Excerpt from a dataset
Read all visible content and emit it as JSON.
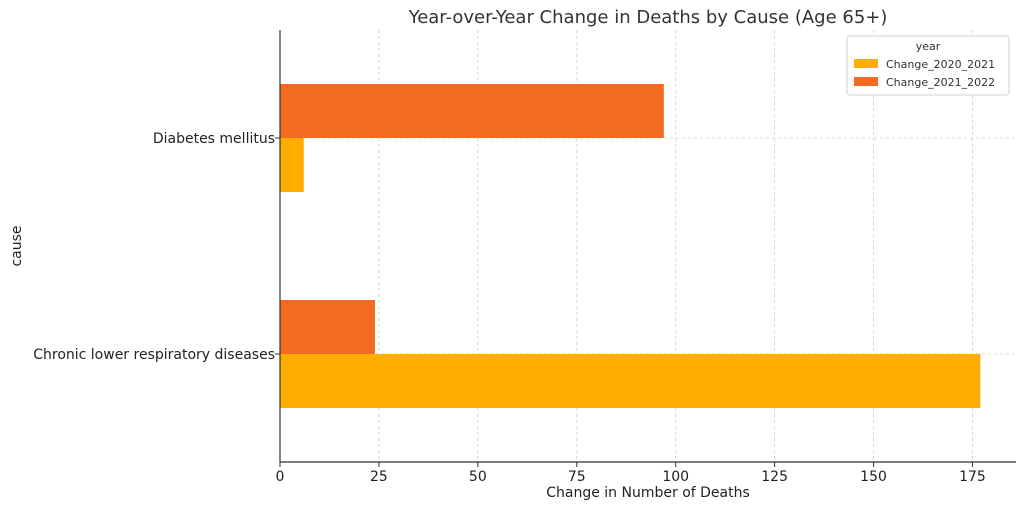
{
  "chart_data": {
    "type": "bar",
    "orientation": "horizontal",
    "title": "Year-over-Year Change in Deaths by Cause (Age 65+)",
    "xlabel": "Change in Number of Deaths",
    "ylabel": "cause",
    "categories": [
      "Chronic lower respiratory diseases",
      "Diabetes mellitus"
    ],
    "series": [
      {
        "name": "Change_2020_2021",
        "values": [
          177,
          6
        ],
        "color": "#FFAE00"
      },
      {
        "name": "Change_2021_2022",
        "values": [
          24,
          97
        ],
        "color": "#F26B21"
      }
    ],
    "xlim": [
      0,
      186
    ],
    "xticks": [
      0,
      25,
      50,
      75,
      100,
      125,
      150,
      175
    ],
    "grid": true,
    "legend": {
      "title": "year",
      "placement": "top-right"
    }
  }
}
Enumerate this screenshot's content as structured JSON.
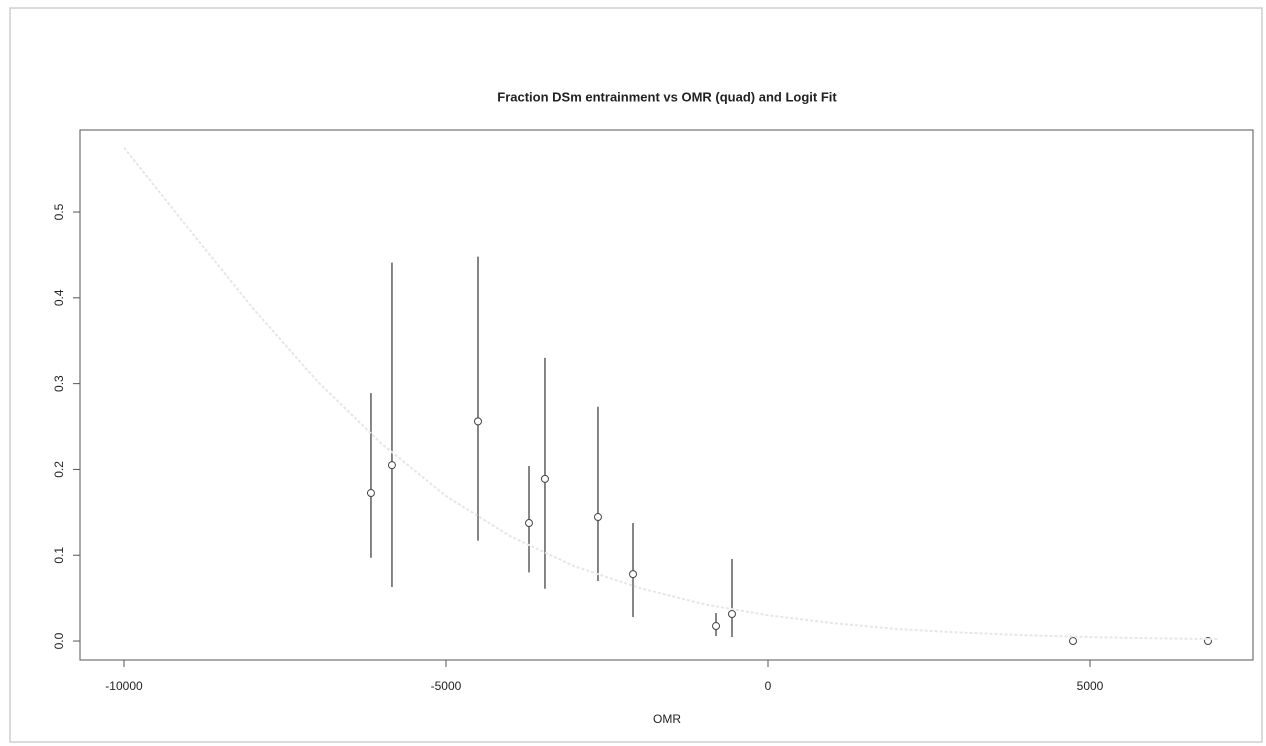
{
  "chart_data": {
    "type": "scatter",
    "title": "Fraction DSm entrainment vs OMR (quad) and Logit Fit",
    "xlabel": "OMR",
    "xlim": [
      -10683,
      7531
    ],
    "ylim": [
      -0.0221,
      0.5956
    ],
    "xticks": [
      -10000,
      -5000,
      0,
      5000
    ],
    "yticks": [
      {
        "value": 0,
        "label": "0.0"
      },
      0.1,
      0.2,
      0.3,
      0.4,
      0.5
    ],
    "series": [
      {
        "type": "scatter",
        "color": "#444444",
        "x": [
          -6165,
          -5839,
          -4503,
          -3711,
          -3463,
          -2640,
          -2096,
          -807,
          -559,
          4736,
          6832
        ],
        "values": [
          0.1725,
          0.205,
          0.256,
          0.1375,
          0.189,
          0.1445,
          0.078,
          0.0175,
          0.0315,
          0,
          0
        ],
        "lower": [
          0.097,
          0.063,
          0.117,
          0.08,
          0.061,
          0.07,
          0.028,
          0.0058,
          0.0047,
          null,
          null
        ],
        "upper": [
          0.289,
          0.441,
          0.448,
          0.204,
          0.33,
          0.273,
          0.1375,
          0.0326,
          0.0956,
          null,
          null
        ]
      },
      {
        "type": "line",
        "color": "#e6e6e6",
        "x": [
          -10000,
          -9000,
          -8000,
          -7000,
          -6000,
          -5000,
          -4000,
          -3000,
          -2000,
          -1000,
          0,
          1000,
          2000,
          3000,
          4000,
          5000,
          6000,
          7000
        ],
        "values": [
          0.575,
          0.481,
          0.388,
          0.303,
          0.23,
          0.169,
          0.122,
          0.087,
          0.062,
          0.043,
          0.03,
          0.021,
          0.014,
          0.0098,
          0.0068,
          0.0046,
          0.0032,
          0.0022
        ]
      }
    ]
  }
}
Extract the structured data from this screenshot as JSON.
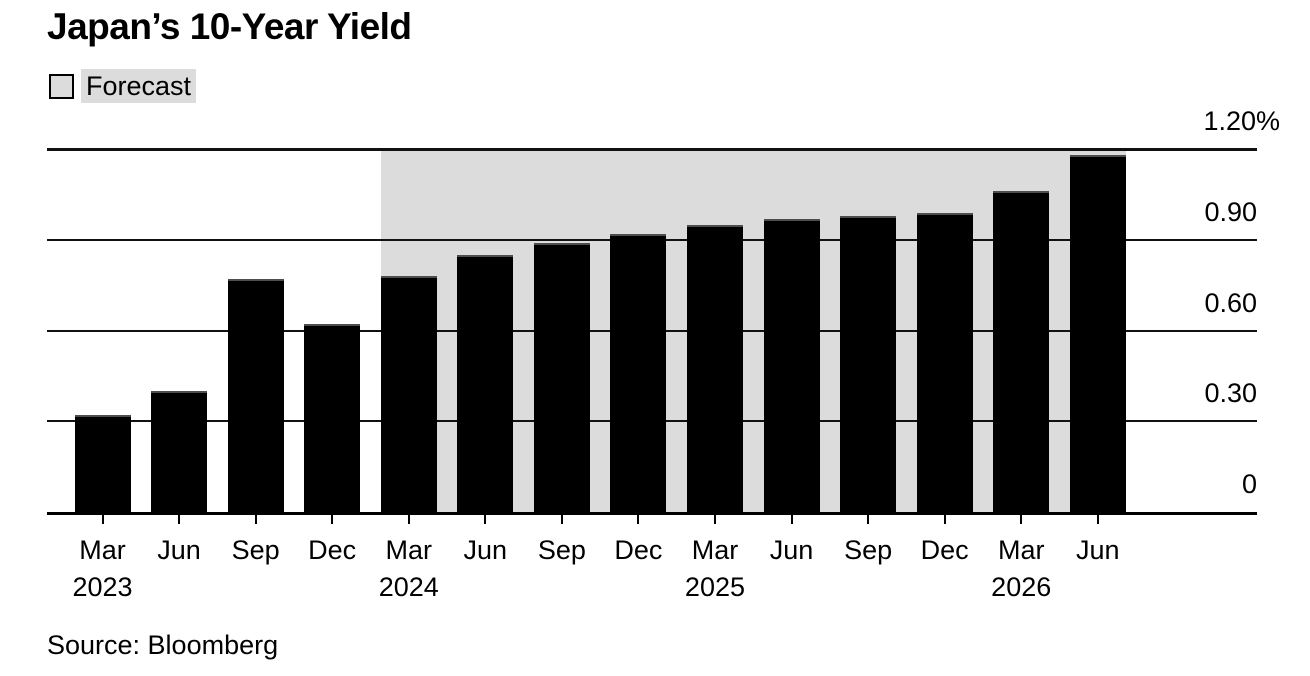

[PROBLEM REQUIREMENTS]
Only lines with the word "Deaths" are wanted, so copy each one from the records.

[RESULT FOR THIS TASK]
    "title": "Year-over-Year Change in Deaths by Cause (Age 65+)",
    "xlabel": "Change in Number of Deaths",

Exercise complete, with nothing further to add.